= Task brief =
Search the entries for the word "Homecoming" and pull out each line that has it.

= Entries supplied =
※

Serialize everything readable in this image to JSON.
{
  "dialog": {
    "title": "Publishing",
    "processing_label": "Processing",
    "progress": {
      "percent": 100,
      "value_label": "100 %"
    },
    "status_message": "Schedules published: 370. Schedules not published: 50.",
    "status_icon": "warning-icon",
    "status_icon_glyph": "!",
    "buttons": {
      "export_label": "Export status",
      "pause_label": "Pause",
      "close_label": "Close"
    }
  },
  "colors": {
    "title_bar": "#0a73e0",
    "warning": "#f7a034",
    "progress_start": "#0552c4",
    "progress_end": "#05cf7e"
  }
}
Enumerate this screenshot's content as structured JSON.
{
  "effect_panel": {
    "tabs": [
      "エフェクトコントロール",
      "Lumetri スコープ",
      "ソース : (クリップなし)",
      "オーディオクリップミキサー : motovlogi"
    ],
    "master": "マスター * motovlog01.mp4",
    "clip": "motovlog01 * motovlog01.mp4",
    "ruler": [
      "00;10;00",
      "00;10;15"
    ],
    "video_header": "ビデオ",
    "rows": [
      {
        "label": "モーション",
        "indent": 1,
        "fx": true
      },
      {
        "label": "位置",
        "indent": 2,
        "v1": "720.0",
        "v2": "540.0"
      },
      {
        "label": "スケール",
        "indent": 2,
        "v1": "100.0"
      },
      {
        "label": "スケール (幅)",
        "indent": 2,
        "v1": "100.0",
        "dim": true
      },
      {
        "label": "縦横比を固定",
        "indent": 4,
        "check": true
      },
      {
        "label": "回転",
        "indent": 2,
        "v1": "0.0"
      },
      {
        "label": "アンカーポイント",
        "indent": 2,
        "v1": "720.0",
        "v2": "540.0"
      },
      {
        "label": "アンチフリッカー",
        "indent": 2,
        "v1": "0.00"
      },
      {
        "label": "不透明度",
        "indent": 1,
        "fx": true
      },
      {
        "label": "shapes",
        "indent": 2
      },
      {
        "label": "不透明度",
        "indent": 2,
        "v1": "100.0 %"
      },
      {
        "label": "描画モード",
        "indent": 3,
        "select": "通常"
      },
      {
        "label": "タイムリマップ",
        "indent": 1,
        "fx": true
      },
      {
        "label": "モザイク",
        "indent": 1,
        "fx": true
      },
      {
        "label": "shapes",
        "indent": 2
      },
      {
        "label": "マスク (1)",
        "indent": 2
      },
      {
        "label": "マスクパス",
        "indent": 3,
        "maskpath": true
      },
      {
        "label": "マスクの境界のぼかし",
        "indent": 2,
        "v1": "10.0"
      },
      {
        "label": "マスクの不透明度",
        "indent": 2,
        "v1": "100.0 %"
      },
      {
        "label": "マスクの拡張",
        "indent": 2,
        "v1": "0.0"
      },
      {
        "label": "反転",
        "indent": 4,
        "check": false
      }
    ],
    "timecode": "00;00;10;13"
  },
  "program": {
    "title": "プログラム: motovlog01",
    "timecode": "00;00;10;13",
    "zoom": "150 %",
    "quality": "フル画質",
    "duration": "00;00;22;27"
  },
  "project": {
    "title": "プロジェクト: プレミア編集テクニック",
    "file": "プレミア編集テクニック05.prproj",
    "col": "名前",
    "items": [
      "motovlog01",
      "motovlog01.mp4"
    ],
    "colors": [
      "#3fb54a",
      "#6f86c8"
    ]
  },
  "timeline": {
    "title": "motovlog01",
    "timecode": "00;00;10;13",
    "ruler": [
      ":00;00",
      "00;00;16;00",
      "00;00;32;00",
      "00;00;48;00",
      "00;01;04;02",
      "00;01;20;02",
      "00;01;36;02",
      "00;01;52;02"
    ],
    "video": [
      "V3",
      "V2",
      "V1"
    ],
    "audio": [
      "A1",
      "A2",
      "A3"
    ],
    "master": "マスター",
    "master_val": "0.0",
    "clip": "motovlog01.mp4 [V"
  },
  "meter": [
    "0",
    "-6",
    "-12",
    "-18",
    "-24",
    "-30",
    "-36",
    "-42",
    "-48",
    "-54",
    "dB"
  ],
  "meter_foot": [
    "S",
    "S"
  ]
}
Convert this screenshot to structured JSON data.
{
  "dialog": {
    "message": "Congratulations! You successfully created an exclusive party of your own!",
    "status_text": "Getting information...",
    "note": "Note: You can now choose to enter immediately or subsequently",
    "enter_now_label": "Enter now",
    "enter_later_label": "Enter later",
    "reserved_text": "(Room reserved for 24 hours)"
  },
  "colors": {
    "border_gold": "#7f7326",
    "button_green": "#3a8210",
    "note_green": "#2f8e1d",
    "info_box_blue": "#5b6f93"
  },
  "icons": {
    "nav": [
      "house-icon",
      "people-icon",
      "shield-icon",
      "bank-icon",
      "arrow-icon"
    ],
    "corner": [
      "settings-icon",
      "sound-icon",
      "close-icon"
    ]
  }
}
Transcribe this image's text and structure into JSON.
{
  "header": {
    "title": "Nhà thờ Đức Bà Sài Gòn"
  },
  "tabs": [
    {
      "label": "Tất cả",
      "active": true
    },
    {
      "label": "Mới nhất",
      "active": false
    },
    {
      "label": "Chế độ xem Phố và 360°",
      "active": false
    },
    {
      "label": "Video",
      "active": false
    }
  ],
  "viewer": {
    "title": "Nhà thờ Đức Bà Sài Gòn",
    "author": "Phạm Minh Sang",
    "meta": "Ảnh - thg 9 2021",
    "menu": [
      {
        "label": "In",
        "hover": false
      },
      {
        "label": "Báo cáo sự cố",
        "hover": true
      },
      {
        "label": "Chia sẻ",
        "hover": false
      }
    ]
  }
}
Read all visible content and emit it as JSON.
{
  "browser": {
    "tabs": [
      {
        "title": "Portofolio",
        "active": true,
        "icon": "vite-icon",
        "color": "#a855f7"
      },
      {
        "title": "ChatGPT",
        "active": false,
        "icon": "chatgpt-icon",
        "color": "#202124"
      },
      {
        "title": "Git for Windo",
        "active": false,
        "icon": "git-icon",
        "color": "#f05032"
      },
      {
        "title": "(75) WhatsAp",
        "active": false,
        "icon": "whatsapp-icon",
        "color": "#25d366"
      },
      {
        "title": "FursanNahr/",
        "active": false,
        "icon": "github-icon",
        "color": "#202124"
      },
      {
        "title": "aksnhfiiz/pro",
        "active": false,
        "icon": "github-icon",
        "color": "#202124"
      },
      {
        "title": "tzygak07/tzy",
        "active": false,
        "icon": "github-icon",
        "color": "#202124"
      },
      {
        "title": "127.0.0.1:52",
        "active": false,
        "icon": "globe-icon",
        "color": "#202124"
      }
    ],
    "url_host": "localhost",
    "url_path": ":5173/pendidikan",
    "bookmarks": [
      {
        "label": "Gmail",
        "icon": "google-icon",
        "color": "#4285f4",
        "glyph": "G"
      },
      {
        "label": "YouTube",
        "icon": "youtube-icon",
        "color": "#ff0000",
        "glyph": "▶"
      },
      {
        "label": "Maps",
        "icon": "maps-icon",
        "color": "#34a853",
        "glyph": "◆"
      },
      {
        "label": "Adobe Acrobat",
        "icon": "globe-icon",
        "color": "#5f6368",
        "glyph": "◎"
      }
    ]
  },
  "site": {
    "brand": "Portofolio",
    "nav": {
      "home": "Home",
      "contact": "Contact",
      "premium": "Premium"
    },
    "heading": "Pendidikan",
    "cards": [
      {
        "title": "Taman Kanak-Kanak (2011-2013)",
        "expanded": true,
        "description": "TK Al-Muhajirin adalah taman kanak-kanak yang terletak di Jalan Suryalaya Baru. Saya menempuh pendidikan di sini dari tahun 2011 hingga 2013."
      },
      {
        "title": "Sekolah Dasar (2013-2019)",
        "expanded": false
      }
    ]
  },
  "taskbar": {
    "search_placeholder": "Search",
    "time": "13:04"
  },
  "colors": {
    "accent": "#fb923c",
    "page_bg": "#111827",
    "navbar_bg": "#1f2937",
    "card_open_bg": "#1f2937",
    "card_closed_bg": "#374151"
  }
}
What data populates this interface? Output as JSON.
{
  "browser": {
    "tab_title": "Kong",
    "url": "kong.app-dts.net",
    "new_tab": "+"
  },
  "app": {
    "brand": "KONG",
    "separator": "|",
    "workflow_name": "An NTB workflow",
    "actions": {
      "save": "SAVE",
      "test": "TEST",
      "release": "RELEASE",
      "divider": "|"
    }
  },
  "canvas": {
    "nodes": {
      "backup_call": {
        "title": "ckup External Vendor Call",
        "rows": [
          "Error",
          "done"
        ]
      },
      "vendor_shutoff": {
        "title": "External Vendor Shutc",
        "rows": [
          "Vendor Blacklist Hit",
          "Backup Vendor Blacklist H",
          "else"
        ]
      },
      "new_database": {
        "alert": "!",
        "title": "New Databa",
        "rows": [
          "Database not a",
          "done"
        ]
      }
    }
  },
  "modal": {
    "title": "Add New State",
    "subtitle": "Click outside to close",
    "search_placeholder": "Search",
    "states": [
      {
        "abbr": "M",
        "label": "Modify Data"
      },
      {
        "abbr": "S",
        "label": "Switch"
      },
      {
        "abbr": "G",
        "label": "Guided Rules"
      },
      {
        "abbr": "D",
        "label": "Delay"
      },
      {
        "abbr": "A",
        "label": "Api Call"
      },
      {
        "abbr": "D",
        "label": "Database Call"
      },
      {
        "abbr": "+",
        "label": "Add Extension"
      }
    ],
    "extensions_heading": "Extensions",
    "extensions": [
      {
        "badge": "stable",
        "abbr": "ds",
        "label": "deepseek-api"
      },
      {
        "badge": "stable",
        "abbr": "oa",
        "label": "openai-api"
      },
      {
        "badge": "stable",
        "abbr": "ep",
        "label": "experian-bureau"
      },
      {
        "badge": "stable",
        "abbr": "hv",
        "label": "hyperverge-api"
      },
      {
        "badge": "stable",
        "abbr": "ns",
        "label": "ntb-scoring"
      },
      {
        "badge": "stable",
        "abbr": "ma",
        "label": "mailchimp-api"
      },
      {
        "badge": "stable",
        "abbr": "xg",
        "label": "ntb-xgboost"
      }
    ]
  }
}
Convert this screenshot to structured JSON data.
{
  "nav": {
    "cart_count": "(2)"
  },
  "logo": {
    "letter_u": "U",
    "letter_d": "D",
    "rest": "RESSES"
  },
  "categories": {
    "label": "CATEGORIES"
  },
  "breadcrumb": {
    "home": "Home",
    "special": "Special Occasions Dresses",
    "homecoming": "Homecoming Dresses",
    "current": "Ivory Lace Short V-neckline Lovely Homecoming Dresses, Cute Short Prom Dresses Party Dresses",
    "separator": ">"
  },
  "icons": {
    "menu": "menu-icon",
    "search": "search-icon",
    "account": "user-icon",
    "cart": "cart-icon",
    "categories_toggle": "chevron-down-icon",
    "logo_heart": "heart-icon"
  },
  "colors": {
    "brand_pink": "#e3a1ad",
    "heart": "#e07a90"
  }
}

※

= Result for this task =
    "homecoming": "Homecoming Dresses",
    "current": "Ivory Lace Short V-neckline Lovely Homecoming Dresses, Cute Short Prom Dresses Party Dresses",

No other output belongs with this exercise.